* [WORK TASK]
Continue the profile of the poet Victoria Redel from the point where it stops.

Victoria Redel
Victoria Redel was born in New York, New York, on April 9, 1959, a first-generation American of Belgian, Egyptian, Polish, Romanian, and Russian descent. Redel grew up in Scarsdale, New York, and later attended Dartmouth College, where she graduated with a degree in visual arts in 1980. She also studied for an MFA in poetry at Columbia University.
Redel is the author of three poetry collections: Woman Without Umbrella (Four Way Books, 2012); Swoon (University of Chicago Press, 2003); and Already the World (Kent State University Press, 1995). She is also the author of four books of fiction, including the award-winning novel Loverboy (Graywolf Press, 2001), which was adapted into a feature film in 2005.
In her review of Woman Without Umbrella, Carolyn Forché writes,
Woman Without Umbrella braves the perilous world of the present in allegorical lyrics of unexpected love, wild survival, diasporic estrangement. These are poems of gratitude for the still quickening of mature eros, the still “bright absolute” of desire. Redel’s luminous “postcards to the future” render our predicament radically legible, to be survived with whatever courage we can summon. Delight with her in a city of miraculous luck.

Structured page parsing data
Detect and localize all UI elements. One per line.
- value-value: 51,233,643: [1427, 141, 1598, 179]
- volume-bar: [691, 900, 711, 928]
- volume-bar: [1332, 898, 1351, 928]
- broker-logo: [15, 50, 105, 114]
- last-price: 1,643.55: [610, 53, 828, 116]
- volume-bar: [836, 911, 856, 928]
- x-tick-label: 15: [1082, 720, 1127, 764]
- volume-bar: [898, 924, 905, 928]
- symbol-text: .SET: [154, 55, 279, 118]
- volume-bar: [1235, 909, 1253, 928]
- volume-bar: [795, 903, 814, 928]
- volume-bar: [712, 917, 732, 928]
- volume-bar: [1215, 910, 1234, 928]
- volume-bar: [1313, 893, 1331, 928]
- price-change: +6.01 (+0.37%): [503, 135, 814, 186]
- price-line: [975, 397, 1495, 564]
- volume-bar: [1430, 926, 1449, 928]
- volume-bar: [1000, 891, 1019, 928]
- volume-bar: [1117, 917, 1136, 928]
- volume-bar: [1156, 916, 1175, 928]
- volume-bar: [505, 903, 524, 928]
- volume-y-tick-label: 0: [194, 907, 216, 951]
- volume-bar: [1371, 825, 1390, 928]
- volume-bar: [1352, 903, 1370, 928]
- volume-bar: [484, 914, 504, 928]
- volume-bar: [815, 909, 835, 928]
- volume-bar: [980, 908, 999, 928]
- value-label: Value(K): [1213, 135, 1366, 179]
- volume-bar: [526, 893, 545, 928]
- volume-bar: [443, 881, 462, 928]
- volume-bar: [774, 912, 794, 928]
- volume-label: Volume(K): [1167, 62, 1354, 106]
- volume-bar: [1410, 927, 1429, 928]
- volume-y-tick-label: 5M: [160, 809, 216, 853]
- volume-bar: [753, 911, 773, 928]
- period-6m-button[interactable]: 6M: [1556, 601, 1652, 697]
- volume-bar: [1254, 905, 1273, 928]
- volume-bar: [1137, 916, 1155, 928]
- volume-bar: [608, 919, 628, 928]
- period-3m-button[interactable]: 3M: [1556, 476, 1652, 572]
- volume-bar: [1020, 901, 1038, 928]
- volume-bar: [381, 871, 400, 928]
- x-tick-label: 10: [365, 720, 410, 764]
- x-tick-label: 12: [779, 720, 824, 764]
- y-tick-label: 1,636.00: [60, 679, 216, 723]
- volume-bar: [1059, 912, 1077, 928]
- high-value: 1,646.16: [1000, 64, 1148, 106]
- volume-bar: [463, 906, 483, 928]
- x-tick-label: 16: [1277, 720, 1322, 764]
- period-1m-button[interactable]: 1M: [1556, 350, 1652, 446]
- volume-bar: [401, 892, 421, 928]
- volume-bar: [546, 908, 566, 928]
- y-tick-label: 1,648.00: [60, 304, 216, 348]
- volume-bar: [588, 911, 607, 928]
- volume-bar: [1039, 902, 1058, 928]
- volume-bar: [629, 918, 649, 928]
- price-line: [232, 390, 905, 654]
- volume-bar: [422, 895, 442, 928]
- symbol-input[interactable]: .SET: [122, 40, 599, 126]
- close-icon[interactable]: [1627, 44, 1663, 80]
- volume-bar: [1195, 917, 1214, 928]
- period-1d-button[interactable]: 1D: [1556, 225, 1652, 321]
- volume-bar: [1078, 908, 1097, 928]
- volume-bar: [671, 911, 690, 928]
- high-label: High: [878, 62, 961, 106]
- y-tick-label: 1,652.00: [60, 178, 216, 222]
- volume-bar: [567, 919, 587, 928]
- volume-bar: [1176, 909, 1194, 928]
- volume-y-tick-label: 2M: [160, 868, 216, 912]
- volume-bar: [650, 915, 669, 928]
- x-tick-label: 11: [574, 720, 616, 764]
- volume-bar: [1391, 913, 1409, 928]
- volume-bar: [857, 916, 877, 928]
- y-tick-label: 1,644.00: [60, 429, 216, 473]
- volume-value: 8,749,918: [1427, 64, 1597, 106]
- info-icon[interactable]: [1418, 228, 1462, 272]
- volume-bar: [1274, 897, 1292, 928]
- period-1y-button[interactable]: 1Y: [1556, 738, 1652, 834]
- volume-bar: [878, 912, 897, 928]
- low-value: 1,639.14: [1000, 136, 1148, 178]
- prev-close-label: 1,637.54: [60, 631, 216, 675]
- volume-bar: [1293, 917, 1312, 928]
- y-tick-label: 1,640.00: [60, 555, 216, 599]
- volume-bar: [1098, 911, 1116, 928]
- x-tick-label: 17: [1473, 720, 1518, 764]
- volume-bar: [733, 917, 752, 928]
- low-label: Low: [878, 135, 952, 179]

* [RESULT]
Before she returned to New York City to pursue her MFA at Columbia, Redel worked as an addiction counselor in hospitals in Greenfield and Concord, Massachusetts. She has taught writing at Columbia University, Davidson College, The New School, and Vermont College, and has received fellowships from the Fine Arts Work Center, the Guggenheim Foundation, and the National Endowment for the Arts. She is currently a faculty member in Sarah Lawrence College’s writing program and lives in New York City.